Give the data a second time, exactly and in full.

## Begin Stored rows

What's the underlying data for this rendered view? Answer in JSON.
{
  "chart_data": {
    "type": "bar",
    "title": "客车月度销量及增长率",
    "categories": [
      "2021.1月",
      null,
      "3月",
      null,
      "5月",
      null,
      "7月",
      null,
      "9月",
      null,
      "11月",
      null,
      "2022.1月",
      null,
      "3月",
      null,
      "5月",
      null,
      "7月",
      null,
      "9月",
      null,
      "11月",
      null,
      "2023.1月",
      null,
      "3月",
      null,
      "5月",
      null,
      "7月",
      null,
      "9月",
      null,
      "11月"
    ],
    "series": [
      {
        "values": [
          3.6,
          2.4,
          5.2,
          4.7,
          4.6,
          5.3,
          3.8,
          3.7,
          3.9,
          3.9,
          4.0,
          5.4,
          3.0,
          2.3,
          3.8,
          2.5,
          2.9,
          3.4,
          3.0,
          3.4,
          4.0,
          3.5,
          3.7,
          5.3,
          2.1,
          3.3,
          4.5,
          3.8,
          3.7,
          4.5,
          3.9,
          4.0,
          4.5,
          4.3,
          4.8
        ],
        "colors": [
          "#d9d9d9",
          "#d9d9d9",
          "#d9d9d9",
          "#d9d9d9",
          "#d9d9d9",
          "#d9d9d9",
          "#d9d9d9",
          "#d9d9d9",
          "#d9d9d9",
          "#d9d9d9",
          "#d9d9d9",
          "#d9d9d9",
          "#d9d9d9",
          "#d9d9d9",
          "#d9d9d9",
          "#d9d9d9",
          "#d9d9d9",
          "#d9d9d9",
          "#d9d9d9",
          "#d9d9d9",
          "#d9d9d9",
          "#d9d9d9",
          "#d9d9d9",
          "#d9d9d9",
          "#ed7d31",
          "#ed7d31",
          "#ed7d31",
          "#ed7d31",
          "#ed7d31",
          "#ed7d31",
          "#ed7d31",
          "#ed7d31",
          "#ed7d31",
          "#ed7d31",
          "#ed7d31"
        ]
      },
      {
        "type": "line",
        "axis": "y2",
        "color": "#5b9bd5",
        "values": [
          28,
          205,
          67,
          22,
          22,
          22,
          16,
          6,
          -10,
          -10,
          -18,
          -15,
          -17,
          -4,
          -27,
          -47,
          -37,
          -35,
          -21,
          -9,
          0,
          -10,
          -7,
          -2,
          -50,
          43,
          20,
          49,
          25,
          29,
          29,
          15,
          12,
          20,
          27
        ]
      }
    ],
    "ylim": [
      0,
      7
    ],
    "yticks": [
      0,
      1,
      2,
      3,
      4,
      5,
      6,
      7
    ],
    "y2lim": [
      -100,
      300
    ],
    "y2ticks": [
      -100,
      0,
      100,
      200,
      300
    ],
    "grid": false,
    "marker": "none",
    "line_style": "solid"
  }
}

## End Stored rows

▶ [Exercise response]:
What's the underlying data for this rendered view? Answer in JSON.
{
  "chart_data": {
    "type": "bar",
    "title": "客车月度销量及增长率",
    "categories": [
      "2021.1月",
      null,
      "3月",
      null,
      "5月",
      null,
      "7月",
      null,
      "9月",
      null,
      "11月",
      null,
      "2022.1月",
      null,
      "3月",
      null,
      "5月",
      null,
      "7月",
      null,
      "9月",
      null,
      "11月",
      null,
      "2023.1月",
      null,
      "3月",
      null,
      "5月",
      null,
      "7月",
      null,
      "9月",
      null,
      "11月"
    ],
    "series": [
      {
        "values": [
          3.6,
          2.4,
          5.2,
          4.7,
          4.6,
          5.3,
          3.8,
          3.7,
          3.9,
          3.9,
          4.0,
          5.4,
          3.0,
          2.3,
          3.8,
          2.5,
          2.9,
          3.4,
          3.0,
          3.4,
          4.0,
          3.5,
          3.7,
          5.3,
          2.1,
          3.3,
          4.5,
          3.8,
          3.7,
          4.5,
          3.9,
          4.0,
          4.5,
          4.3,
          4.8
        ],
        "colors": [
          "#d9d9d9",
          "#d9d9d9",
          "#d9d9d9",
          "#d9d9d9",
          "#d9d9d9",
          "#d9d9d9",
          "#d9d9d9",
          "#d9d9d9",
          "#d9d9d9",
          "#d9d9d9",
          "#d9d9d9",
          "#d9d9d9",
          "#d9d9d9",
          "#d9d9d9",
          "#d9d9d9",
          "#d9d9d9",
          "#d9d9d9",
          "#d9d9d9",
          "#d9d9d9",
          "#d9d9d9",
          "#d9d9d9",
          "#d9d9d9",
          "#d9d9d9",
          "#d9d9d9",
          "#ed7d31",
          "#ed7d31",
          "#ed7d31",
          "#ed7d31",
          "#ed7d31",
          "#ed7d31",
          "#ed7d31",
          "#ed7d31",
          "#ed7d31",
          "#ed7d31",
          "#ed7d31"
        ]
      },
      {
        "type": "line",
        "axis": "y2",
        "color": "#5b9bd5",
        "values": [
          28,
          205,
          67,
          22,
          22,
          22,
          16,
          6,
          -10,
          -10,
          -18,
          -15,
          -17,
          -4,
          -27,
          -47,
          -37,
          -35,
          -21,
          -9,
          0,
          -10,
          -7,
          -2,
          -50,
          43,
          20,
          49,
          25,
          29,
          29,
          15,
          12,
          20,
          27
        ]
      }
    ],
    "ylim": [
      0,
      7
    ],
    "yticks": [
      0,
      1,
      2,
      3,
      4,
      5,
      6,
      7
    ],
    "y2lim": [
      -100,
      300
    ],
    "y2ticks": [
      -100,
      0,
      100,
      200,
      300
    ],
    "grid": false,
    "marker": "none",
    "line_style": "solid"
  }
}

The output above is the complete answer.